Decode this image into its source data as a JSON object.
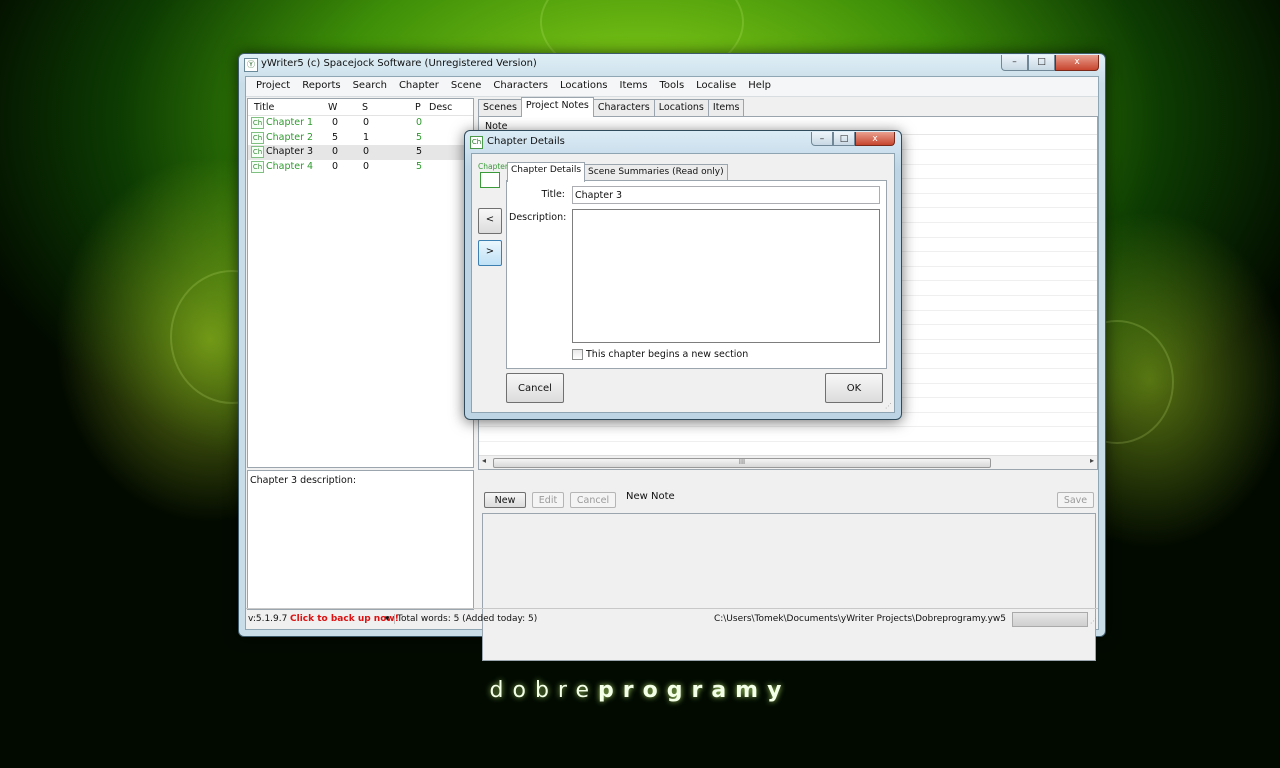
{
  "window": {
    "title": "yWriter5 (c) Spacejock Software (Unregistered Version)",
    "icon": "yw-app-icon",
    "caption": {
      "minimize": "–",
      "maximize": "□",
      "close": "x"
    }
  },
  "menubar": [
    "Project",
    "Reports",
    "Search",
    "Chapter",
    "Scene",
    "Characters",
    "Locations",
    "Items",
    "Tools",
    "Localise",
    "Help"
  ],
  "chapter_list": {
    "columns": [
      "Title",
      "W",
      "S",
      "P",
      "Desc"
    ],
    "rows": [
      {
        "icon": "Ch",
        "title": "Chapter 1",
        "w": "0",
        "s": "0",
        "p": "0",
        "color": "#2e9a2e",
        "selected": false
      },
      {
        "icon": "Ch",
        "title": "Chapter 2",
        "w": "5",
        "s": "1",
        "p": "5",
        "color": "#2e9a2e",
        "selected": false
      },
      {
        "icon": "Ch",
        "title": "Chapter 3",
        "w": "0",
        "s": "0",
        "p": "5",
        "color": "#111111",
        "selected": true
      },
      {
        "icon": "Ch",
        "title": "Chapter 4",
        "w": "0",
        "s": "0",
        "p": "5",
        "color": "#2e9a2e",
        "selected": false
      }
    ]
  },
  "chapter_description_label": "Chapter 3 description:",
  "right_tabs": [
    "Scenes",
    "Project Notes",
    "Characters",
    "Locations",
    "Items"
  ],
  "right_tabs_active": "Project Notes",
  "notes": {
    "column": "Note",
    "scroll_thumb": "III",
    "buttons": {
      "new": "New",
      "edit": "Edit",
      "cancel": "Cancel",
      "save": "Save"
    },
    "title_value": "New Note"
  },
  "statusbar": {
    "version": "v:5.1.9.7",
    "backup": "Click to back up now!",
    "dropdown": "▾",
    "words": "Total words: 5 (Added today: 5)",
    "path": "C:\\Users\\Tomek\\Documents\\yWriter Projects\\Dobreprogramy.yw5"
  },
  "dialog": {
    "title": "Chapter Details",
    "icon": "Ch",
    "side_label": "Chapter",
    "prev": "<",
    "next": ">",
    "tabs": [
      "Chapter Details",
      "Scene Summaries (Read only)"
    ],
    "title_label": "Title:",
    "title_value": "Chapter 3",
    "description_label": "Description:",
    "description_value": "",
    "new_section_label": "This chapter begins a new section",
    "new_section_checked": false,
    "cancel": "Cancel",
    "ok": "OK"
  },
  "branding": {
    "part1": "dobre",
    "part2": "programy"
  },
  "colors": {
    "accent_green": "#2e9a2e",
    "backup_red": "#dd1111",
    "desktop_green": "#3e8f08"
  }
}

What is needed — Every entry must be reproduced exactly, with the images left out.

Task solution —
Decode this image into its source data as a JSON object.
{
  "window": {
    "title": "yWriter5 (c) Spacejock Software (Unregistered Version)",
    "icon": "yw-app-icon",
    "caption": {
      "minimize": "–",
      "maximize": "□",
      "close": "x"
    }
  },
  "menubar": [
    "Project",
    "Reports",
    "Search",
    "Chapter",
    "Scene",
    "Characters",
    "Locations",
    "Items",
    "Tools",
    "Localise",
    "Help"
  ],
  "chapter_list": {
    "columns": [
      "Title",
      "W",
      "S",
      "P",
      "Desc"
    ],
    "rows": [
      {
        "icon": "Ch",
        "title": "Chapter 1",
        "w": "0",
        "s": "0",
        "p": "0",
        "color": "#2e9a2e",
        "selected": false
      },
      {
        "icon": "Ch",
        "title": "Chapter 2",
        "w": "5",
        "s": "1",
        "p": "5",
        "color": "#2e9a2e",
        "selected": false
      },
      {
        "icon": "Ch",
        "title": "Chapter 3",
        "w": "0",
        "s": "0",
        "p": "5",
        "color": "#111111",
        "selected": true
      },
      {
        "icon": "Ch",
        "title": "Chapter 4",
        "w": "0",
        "s": "0",
        "p": "5",
        "color": "#2e9a2e",
        "selected": false
      }
    ]
  },
  "chapter_description_label": "Chapter 3 description:",
  "right_tabs": [
    "Scenes",
    "Project Notes",
    "Characters",
    "Locations",
    "Items"
  ],
  "right_tabs_active": "Project Notes",
  "notes": {
    "column": "Note",
    "scroll_thumb": "III",
    "buttons": {
      "new": "New",
      "edit": "Edit",
      "cancel": "Cancel",
      "save": "Save"
    },
    "title_value": "New Note"
  },
  "statusbar": {
    "version": "v:5.1.9.7",
    "backup": "Click to back up now!",
    "dropdown": "▾",
    "words": "Total words: 5 (Added today: 5)",
    "path": "C:\\Users\\Tomek\\Documents\\yWriter Projects\\Dobreprogramy.yw5"
  },
  "dialog": {
    "title": "Chapter Details",
    "icon": "Ch",
    "side_label": "Chapter",
    "prev": "<",
    "next": ">",
    "tabs": [
      "Chapter Details",
      "Scene Summaries (Read only)"
    ],
    "title_label": "Title:",
    "title_value": "Chapter 3",
    "description_label": "Description:",
    "description_value": "",
    "new_section_label": "This chapter begins a new section",
    "new_section_checked": false,
    "cancel": "Cancel",
    "ok": "OK"
  },
  "branding": {
    "part1": "dobre",
    "part2": "programy"
  },
  "colors": {
    "accent_green": "#2e9a2e",
    "backup_red": "#dd1111",
    "desktop_green": "#3e8f08"
  }
}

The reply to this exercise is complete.